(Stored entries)

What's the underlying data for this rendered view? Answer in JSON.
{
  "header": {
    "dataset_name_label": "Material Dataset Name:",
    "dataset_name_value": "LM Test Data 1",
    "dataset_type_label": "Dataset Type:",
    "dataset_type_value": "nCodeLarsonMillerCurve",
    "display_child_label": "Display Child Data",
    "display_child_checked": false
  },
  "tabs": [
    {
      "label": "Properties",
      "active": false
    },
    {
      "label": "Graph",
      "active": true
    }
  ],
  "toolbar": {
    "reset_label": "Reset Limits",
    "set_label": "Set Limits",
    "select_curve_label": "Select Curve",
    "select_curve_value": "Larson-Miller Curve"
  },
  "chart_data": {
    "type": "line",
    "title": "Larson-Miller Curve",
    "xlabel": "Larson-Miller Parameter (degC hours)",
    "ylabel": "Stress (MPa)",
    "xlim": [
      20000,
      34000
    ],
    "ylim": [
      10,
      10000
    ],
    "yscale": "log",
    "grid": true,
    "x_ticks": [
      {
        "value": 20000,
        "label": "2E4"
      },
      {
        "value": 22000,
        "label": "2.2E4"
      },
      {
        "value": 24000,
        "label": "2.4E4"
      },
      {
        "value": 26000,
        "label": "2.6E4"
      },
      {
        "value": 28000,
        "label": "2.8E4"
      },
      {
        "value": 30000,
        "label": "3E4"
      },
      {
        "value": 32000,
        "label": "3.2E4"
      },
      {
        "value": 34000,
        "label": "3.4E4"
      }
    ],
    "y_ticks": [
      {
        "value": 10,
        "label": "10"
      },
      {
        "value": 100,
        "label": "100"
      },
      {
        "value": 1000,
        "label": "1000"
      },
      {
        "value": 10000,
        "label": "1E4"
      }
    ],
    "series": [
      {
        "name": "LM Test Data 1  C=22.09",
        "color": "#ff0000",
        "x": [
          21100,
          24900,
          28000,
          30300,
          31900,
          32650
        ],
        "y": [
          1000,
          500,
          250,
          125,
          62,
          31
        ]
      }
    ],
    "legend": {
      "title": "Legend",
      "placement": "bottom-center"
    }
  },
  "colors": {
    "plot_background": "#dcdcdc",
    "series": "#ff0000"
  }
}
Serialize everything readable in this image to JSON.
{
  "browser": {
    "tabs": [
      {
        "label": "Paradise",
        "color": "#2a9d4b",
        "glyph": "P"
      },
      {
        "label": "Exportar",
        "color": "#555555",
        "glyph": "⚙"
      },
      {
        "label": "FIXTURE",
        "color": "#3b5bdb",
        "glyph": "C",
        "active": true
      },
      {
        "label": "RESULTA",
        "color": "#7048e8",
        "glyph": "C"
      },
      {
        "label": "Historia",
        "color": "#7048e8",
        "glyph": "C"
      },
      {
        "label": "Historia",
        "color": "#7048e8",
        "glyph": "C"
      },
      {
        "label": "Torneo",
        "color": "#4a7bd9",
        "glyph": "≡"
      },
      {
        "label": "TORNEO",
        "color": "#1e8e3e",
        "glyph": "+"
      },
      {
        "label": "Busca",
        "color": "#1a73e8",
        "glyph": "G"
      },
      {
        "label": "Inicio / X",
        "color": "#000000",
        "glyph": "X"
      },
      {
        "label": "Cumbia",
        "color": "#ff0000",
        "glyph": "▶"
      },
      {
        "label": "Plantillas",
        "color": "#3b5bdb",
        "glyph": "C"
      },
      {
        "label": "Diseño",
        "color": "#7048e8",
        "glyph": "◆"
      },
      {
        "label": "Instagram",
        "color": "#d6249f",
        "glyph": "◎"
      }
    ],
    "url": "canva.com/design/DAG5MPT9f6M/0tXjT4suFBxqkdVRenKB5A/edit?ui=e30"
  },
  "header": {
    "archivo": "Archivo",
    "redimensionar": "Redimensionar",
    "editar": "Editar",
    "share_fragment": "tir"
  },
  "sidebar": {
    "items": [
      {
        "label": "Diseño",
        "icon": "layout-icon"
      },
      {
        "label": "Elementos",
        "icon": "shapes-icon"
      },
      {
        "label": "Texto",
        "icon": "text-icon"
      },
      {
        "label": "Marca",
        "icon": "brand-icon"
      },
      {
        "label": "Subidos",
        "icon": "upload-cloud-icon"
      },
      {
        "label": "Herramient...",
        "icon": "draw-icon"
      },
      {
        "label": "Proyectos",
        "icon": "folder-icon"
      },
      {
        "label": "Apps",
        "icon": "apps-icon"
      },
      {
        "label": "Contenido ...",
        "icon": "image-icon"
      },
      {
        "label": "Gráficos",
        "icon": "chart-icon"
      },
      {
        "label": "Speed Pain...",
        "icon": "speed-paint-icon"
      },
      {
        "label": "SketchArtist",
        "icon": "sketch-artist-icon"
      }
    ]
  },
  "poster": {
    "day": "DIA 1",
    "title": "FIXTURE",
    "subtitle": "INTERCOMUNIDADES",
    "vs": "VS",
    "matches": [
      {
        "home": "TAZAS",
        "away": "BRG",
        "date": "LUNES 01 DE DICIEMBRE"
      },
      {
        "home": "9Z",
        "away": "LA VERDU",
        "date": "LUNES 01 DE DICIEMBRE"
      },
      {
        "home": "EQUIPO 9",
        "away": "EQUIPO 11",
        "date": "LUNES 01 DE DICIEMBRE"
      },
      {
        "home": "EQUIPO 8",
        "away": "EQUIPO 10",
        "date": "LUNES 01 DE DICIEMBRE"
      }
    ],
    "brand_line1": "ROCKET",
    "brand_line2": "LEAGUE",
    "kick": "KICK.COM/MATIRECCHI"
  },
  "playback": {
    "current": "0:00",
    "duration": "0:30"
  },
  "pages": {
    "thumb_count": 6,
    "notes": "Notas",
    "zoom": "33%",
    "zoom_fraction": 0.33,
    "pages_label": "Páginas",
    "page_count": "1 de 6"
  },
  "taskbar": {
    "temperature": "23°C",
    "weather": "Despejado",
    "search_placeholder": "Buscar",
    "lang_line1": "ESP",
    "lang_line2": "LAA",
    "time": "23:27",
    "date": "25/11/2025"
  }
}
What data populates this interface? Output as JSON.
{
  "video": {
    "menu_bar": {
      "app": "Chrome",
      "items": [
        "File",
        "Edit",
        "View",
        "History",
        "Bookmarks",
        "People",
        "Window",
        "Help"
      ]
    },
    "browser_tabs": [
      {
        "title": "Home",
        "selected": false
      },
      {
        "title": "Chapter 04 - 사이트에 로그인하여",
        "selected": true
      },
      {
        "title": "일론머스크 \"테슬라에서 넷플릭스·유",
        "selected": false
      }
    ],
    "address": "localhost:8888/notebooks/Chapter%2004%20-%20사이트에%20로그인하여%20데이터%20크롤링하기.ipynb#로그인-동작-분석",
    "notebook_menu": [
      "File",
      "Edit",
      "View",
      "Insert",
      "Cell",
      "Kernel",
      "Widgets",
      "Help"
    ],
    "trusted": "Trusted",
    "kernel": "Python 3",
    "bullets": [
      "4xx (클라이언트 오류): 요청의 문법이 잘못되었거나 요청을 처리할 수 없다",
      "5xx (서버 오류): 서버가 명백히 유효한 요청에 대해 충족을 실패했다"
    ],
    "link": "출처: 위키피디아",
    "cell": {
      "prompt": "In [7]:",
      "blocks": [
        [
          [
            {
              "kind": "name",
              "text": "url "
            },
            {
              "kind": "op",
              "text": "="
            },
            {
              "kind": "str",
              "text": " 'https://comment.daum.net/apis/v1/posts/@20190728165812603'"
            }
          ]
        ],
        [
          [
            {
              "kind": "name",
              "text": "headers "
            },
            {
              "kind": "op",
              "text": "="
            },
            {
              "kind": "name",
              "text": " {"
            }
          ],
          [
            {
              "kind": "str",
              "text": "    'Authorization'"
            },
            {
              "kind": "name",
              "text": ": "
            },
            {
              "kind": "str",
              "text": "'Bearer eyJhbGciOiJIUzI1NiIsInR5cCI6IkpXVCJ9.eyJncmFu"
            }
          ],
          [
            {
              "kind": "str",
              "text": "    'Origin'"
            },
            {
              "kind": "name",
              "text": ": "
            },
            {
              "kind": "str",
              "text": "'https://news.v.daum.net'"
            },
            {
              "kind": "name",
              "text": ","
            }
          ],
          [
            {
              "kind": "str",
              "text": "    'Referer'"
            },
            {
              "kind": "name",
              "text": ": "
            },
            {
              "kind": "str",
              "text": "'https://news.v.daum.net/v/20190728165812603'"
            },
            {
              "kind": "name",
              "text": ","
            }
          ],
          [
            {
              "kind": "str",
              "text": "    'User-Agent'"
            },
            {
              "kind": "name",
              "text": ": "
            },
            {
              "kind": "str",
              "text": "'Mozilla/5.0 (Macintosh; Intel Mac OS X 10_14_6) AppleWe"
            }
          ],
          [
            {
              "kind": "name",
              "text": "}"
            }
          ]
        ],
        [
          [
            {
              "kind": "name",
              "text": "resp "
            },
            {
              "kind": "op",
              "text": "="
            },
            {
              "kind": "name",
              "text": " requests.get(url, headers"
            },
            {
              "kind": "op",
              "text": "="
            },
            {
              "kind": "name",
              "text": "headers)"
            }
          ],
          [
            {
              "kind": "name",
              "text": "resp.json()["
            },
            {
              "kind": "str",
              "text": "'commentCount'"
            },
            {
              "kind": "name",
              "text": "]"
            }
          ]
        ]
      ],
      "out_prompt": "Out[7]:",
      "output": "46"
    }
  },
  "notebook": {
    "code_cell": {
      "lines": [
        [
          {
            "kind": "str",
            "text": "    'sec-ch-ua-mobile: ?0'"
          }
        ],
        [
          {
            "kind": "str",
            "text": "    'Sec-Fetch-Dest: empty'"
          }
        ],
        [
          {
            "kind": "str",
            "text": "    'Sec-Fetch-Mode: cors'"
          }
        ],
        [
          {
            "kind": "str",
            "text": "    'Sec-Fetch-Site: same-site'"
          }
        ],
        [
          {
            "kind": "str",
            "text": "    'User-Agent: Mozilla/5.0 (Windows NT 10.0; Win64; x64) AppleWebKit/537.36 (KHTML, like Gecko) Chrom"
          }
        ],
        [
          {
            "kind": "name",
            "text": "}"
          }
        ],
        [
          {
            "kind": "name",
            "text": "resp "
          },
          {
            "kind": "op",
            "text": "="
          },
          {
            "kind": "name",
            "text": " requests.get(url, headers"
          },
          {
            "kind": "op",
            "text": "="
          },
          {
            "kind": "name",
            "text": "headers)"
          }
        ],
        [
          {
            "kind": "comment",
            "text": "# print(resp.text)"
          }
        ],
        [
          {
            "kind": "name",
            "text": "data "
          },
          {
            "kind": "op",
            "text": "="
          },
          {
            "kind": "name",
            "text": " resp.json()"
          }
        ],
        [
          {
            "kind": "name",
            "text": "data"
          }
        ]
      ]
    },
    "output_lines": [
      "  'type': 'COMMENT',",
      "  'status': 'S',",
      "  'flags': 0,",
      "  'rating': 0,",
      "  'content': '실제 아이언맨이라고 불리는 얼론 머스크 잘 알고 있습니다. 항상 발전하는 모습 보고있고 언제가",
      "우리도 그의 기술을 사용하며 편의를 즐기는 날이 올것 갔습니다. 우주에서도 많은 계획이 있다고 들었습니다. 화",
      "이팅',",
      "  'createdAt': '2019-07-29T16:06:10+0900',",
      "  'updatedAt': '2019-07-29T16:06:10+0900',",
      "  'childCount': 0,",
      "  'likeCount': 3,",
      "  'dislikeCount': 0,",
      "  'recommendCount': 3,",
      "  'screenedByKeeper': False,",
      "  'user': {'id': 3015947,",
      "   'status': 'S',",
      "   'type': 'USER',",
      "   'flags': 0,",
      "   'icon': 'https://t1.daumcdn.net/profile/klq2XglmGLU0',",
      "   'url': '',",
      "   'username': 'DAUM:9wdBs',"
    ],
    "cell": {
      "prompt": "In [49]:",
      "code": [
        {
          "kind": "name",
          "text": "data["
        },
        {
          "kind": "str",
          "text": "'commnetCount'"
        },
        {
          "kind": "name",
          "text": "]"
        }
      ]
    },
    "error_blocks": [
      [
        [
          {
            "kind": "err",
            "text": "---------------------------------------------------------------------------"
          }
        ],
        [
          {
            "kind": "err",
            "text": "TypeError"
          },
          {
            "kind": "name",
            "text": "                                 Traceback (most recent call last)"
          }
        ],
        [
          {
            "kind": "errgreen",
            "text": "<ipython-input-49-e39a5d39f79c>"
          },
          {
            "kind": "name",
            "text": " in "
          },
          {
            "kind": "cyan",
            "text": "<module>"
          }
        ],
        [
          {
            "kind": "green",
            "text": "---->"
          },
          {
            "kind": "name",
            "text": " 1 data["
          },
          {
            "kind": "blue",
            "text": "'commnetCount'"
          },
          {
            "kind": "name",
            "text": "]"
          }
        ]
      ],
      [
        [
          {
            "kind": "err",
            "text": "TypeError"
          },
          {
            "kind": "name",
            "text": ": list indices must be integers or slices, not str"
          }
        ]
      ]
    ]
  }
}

> [GIVEN TASK] Locate the lines above that contain "true" and copy them.

> [THE SOLUTION]
      "active": true
    "grid": true,
        "active": true
        "selected": true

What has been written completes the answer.